* Record set:
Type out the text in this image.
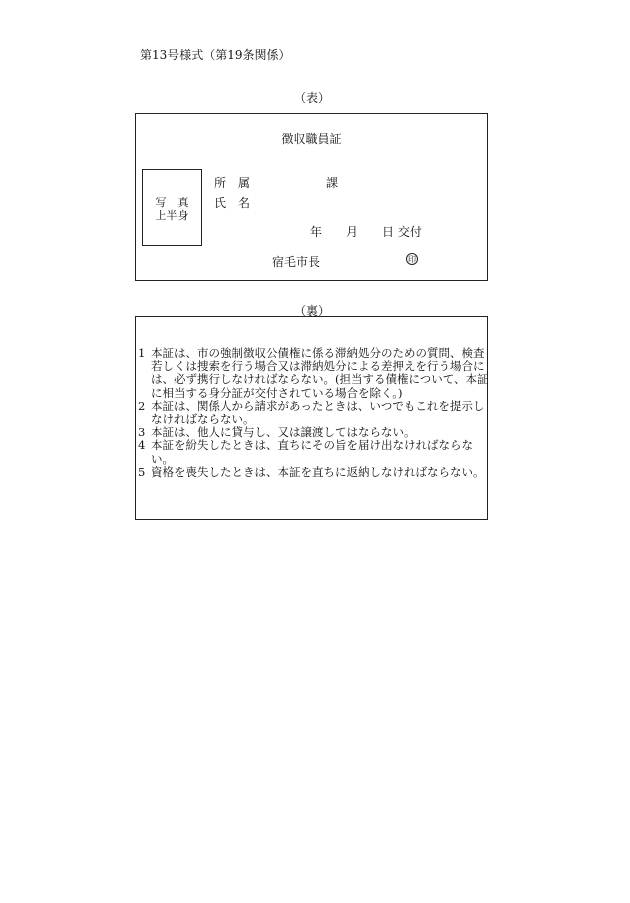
第13号様式（第19条関係）
（表）
徴収職員証
写　真
上半身
所　属	課
氏　名
年　　月　　日 交付
宿毛市長	印
（裏）
1 本証は、市の強制徴収公債権に係る滞納処分のための質問、検査若しくは捜索を行う場合又は滞納処分による差押えを行う場合には、必ず携行しなければならない。(担当する債権について、本証に相当する身分証が交付されている場合を除く。)
2 本証は、関係人から請求があったときは、いつでもこれを提示しなければならない。
3 本証は、他人に貸与し、又は譲渡してはならない。
4 本証を紛失したときは、直ちにその旨を届け出なければならない。
5 資格を喪失したときは、本証を直ちに返納しなければならない。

* Work instructions:
Write out the whole listing exactly, and drop the pictures.

* Response for this exercise:
Type out the text in this image.
第13号様式（第19条関係）
（表）
徴収職員証
写　真
上半身
所　属	課
氏　名
年　　月　　日 交付
宿毛市長	印
（裏）
1 本証は、市の強制徴収公債権に係る滞納処分のための質問、検査若しくは捜索を行う場合又は滞納処分による差押えを行う場合には、必ず携行しなければならない。(担当する債権について、本証に相当する身分証が交付されている場合を除く。)
2 本証は、関係人から請求があったときは、いつでもこれを提示しなければならない。
3 本証は、他人に貸与し、又は譲渡してはならない。
4 本証を紛失したときは、直ちにその旨を届け出なければならない。
5 資格を喪失したときは、本証を直ちに返納しなければならない。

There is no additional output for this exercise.